··· TEXTE FOURNI ···

Ce que nous sommes (ce soir), par Arnaud Maïsetti


Nous sommes de nouveau inconsolables. 

De nouveau, nous regardons les images et nous entendons les cris, nous voyons les corps sur le sol et nous voyons ceux qui les franchissent sans un regard pour chercher la lumière possible dehors. Sur l’image, nous voyons la fumée qui s’échappe et les corps en travers, nous voyons tout ce qui s’échappe et nous imaginons ce qui n’est pas sur l’image, ces corps qui ne s’échapperont pas. Sur l’image, nous regardons les visages et nous entendons les cris, nous regardons longuement l’image arrêtée de la photo et nous sommes sûrs que nous entendons les cris. Nous nous arrêtons sur chaque détail, et chaque détail est insupportable, dans leur netteté, irréfutable et précise. 

Nous pouvons voir derrière, au loin, les destinations, les heures. Nous savons que le lieu d’embarcation est un cimetière désormais.

Nous sommes face aux images du monde comme devant son scandale.

Nous sommes devant la réalité comme face à sa fiction. Nous sommes la croyance qui la refuse. 

Nous sommes le moment après la première explosion.

Nous sommes dans les cris des sirènes et le ballet des hélicoptères.

Nous sommes soudain veufs de ce monde qui disparaît avec le dernier souffle de ces hommes et de ces femmes prêts à embarquer. Nous sommes le veuf, le ténébreux, l’inconsolé. Nous sommes l’orphelin, et le cri dans le noir et nous sommes le noir dans le cri qui s’abat.

Décidément, nous sommes la répétition de l’Histoire.

Nous sommes jetés dans l’histoire comme des galets dans la rivière en espérant le ricochet qui nous plongera plus loin et nous maintiendra plus longtemps dans l’incertitude des choses et le désir d’atteindre le rivage – ou à défaut le ciel. Nous sommes le moment entre le ricochet dans l’eau de la rivière et la joie du sursaut. Nous sommes aussi la joie du sursaut. Nous sommes l’espérance de la rivière. 

Mais nous sommes inconsolables aussi. Nous sommes le corps qui tombe aussi. Nous sommes l’impossibilité de comprendre. 

Nous sommes la folie des choses aussi. 

Nous sommes dans la gare Saint-Charles au milieu des hommes en armes, fusil d’assaut pointé au sol, crosse des carabines posée sur l’épaule, la force de l’ordre qui nous regarde dans les yeux passer les tourniquets en silence. Nous sommes la peur qui voudrait être rassurante. Nous ne sommes pas rassurés. Nous sommes le désir d’aller voir la mer pour s’y jeter entièrement et se laver de la peur et de la honte ressenties quand on nous prête la volonté d’être rassurés.

··· DONNÉES AFFICHÉES ···

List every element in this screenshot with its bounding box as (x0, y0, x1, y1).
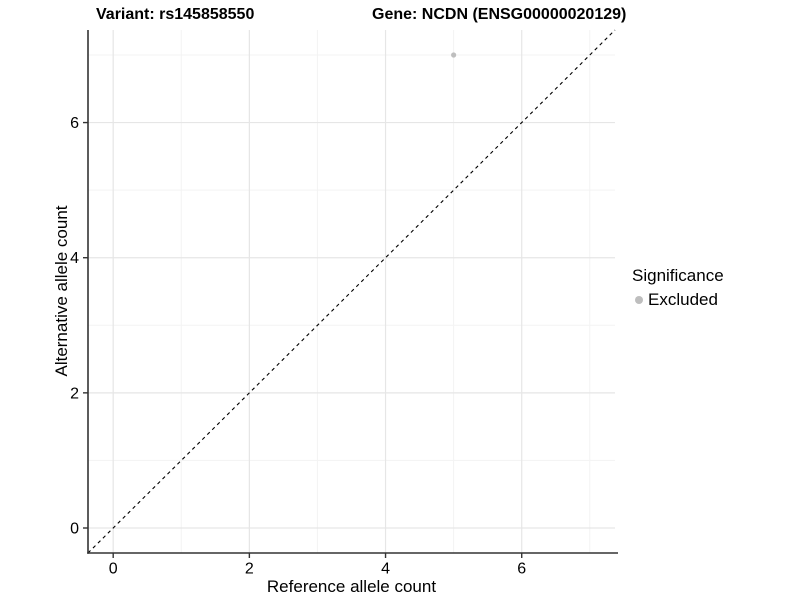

···

● **TÂCHES À RÉALISER**
(a) Répondez aux questions suivantes sur le texte « Ce que nous sommes (ce soir) » :
(i) Que savons-nous désormais du lieu d'embarcation ?
(ii) Dans quelle gare nous trouvons-nous au milieu des hommes en armes ?
(iii) À quoi sommes-nous comparés lorsque nous sommes jetés dans l'histoire ?
(b) Écrivez la suite du texte « Ce que nous sommes (ce soir) » en reprenant juste après sa dernière phrase.
Le matériel n'a aucun lien avec le texte « Ce que nous sommes (ce soir) ».

● **ENSEMBLE DES RÉPONSES**
(a)
(i) C'est désormais un cimetière.
(ii) La gare Saint-Charles.
(iii) À des galets dans la rivière.

(b)
Nous nous réveillons dans le bruit du monde et nous sommes le monde confondu dans ce bruit de fond qui danse avec nous la réalité défaite.

Oui, nous sommes inconsolables.

Nous marchons dans la réalité inconsolables et vivants, inconsolables de cette grâce accordée du hasard et de la vie. 

Nous sommes vivants parce que nous ne sommes pas morts, et c’est contre cette butée du réel que nous marchons.

Nous avons mis la mort au passé, mais pourquoi nous.

Nous marchons et nous pensons : pourquoi nous.
Nous marchons comme si nous étions vivants encore, et nous le sommes, et nous cherchons le chemin dans notre marche, qui saura être une route. Nous sommes le chemin soudain et notre marche la dessine devant nous. 

Nous sommes plein de colère aussi, pourquoi le cacher. Nous sommes plein de douceur quand nous pensons à cette colère que nous portons et qui ne fabriquera que de la tristesse. Et de la route aussi. Nous marchons encore alors en cherchant des routes nouvelles.

Nous sommes sans armes mais non pas sans munition.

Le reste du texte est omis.